## EXCERPT PROVIDED
::::
Cold Spring Harbor, NY -- The tumor suppressor protein p53 rids the body of abnormal, pre-cancerous cells by triggering a genetically programmed "self destruct" mechanism called apoptosis. A hallmark of many types of cancer is a defect in the function of p53 that allows pre-cancerous cells to survive and proliferate, and eventually form a tumor. Now, scientists at Cold Spring Harbor Laboratory have discovered that defects in another kind of tumor suppressor protein, p19ARF, lead to the formation of aggressive, chemotherapy-resistant lymphomas that are strikingly similar to those caused by mutations in the p53 gene. The study, carried out by Scott Lowe and his colleagues at Cold Spring Harbor Laboratory, is significant in part because it helps to explain why many human tumors are defective in p53 function despite the presence of normal p53 genes.
"Our results demonstrate the importance of understanding complete signaling pathways, rather than simply determining whether individual genes are or are not mutated in particular cancers," says Lowe. The study was published in the October 15, 1999, issue of Genes & Development along with two related studies by groups working at the University of Tennessee, St. Jude Children's Research Hospital, and the Netherlands Cancer Institute. These investigations of the role of p19ARF in safeguarding cells from the effects of uncontrolled oncogene expression have important consequences for the development of improved methods for diagnosing and treating cancer.
To create a mouse strain that is predisposed to lymphoma and in which cells lacking p19ARF arise frequently, Lowe and his colleagues first crossed a strain that expresses the myc-oncogene in B cells to a different strain that lacked one of its two chromosomal copies of the p19ARF locus. Then they determined which offspring received both genetic traits, i.e., the expression of myc in B cells and only one copy of the p19ARF locus. The presence of only one copy of the p19ARF locus in all cells of the offspring greatly increases the chance that a spontaneous mutation of the single remaining copy will give rise to cells that completely lack functional p19ARF.
::::
## INFORMATION SHOWN

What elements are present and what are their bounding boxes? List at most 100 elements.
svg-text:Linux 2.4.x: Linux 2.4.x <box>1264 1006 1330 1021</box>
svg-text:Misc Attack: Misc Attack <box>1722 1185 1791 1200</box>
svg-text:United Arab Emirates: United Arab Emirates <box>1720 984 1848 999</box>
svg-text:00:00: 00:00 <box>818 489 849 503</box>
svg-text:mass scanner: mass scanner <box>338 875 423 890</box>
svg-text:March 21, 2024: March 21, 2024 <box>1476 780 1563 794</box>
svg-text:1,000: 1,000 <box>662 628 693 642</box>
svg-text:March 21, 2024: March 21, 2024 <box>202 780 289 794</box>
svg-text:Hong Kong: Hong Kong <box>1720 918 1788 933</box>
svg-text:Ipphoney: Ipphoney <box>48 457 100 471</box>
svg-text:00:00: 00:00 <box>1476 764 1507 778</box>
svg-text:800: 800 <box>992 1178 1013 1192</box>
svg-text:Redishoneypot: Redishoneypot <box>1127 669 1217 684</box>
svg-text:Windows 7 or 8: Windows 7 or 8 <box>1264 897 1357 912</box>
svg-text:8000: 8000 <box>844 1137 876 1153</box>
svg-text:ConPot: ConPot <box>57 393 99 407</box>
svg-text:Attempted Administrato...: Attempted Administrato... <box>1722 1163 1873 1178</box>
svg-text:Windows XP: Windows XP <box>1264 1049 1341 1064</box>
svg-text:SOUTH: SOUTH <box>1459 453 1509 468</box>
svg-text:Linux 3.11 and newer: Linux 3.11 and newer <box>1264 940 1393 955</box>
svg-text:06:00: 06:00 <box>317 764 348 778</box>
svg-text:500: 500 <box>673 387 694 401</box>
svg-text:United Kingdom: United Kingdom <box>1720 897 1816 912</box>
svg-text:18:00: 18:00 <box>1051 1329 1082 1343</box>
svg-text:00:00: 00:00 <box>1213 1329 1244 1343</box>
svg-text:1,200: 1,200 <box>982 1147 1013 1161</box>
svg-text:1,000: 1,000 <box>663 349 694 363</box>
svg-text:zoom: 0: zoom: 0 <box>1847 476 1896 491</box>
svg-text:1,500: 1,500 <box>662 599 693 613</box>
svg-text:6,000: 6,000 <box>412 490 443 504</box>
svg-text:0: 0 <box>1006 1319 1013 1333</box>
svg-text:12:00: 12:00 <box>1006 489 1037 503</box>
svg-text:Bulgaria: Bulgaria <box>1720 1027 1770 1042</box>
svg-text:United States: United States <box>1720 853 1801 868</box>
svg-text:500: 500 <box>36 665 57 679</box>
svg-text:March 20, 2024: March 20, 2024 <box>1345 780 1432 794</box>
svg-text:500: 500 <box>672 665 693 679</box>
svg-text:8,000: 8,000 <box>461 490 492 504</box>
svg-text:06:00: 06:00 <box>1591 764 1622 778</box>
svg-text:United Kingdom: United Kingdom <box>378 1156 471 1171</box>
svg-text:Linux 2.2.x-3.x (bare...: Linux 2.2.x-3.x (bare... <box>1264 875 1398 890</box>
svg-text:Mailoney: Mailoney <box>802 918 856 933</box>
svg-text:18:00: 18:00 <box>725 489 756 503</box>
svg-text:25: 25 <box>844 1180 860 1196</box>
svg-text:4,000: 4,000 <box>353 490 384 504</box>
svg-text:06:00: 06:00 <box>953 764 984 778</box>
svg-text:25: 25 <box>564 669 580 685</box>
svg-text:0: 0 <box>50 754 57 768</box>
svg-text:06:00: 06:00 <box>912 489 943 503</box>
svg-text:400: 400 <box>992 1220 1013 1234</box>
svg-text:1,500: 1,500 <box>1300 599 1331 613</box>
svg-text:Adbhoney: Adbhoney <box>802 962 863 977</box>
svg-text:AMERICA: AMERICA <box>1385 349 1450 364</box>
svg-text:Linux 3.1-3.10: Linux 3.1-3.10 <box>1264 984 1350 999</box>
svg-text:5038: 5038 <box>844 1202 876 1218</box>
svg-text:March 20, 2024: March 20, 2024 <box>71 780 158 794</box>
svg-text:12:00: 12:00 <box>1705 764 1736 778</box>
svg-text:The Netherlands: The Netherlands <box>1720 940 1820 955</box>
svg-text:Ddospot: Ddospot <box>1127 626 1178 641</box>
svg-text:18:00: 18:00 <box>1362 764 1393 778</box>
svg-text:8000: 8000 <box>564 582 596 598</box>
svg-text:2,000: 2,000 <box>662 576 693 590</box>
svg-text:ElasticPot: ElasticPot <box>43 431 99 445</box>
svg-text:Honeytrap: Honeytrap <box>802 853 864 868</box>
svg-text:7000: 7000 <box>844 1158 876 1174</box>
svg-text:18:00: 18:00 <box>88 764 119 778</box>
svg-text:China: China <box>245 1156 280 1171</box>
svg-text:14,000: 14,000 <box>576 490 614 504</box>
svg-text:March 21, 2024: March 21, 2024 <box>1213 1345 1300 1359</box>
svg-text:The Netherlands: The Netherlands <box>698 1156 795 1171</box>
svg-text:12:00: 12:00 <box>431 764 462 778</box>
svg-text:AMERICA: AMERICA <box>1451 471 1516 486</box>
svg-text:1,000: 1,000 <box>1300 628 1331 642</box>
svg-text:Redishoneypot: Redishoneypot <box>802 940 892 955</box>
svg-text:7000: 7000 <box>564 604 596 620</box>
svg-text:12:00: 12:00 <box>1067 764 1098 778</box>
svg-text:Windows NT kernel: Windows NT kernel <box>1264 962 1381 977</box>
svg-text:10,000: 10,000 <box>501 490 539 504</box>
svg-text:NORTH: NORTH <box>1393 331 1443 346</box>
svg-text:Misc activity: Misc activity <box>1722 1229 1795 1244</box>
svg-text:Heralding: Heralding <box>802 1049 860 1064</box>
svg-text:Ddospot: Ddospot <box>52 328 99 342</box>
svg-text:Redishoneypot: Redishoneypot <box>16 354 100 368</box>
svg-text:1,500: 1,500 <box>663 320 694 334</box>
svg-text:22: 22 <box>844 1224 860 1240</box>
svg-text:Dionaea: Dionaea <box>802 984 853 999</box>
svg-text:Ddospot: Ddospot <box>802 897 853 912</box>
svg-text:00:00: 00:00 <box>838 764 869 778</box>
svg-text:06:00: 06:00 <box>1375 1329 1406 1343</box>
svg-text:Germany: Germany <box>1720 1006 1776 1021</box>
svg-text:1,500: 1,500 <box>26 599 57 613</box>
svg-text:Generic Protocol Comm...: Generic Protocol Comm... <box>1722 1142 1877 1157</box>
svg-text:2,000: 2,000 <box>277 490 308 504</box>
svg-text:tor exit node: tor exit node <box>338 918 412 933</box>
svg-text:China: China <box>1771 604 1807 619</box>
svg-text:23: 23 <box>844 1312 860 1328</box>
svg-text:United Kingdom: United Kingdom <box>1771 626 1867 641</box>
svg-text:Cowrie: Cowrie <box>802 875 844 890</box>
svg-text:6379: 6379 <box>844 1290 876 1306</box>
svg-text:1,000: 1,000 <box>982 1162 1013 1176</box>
::::
## WHAT IS BEING ASKED
Continue the p19ARF lymphoma text from the point where it ends. The lines that come after this text have no role in any of the work here.

## RESPONSE BOX
"A lot of time and effort has been expended on developing therapies that are effective against cancer cells in a laboratory dish but turn out to be useless against tumors in humans," says Lowe. "We're banking on the idea that studying a genetically well-defined mouse model of tumor development will be much more relevant to cancer in humans than many of these in vitro studies."
Lowe and his colleagues-including postdoctoral fellow and lead author of the study Clemens A. Schmitt-monitored the p19ARF+/- offspring for one year to observe the development of B cell lymphoma. They also monitored control mice expressing the myc oncogene in B cells but containing the usual two chromosomal copies of the p19ARF locus. The scientists expected these control animals to develop B cell lymphoma, but at a slower rate.
They observed that the onset of lymphoma in p19ARF+/- mice was greatly accelerated compared to that in the control animals. In addition, tumors that arose in p19ARF+/- mice were remarkably similar to those that formed in p53+/- animals with respect to their time of onset, degree of invasiveness, and resistance to chemotherapy. Significantly, the scientists observed that p19ARF-/- lymphomas displayed reduced p53-mediated apoptosis despite the presence of wild-type p53 genes.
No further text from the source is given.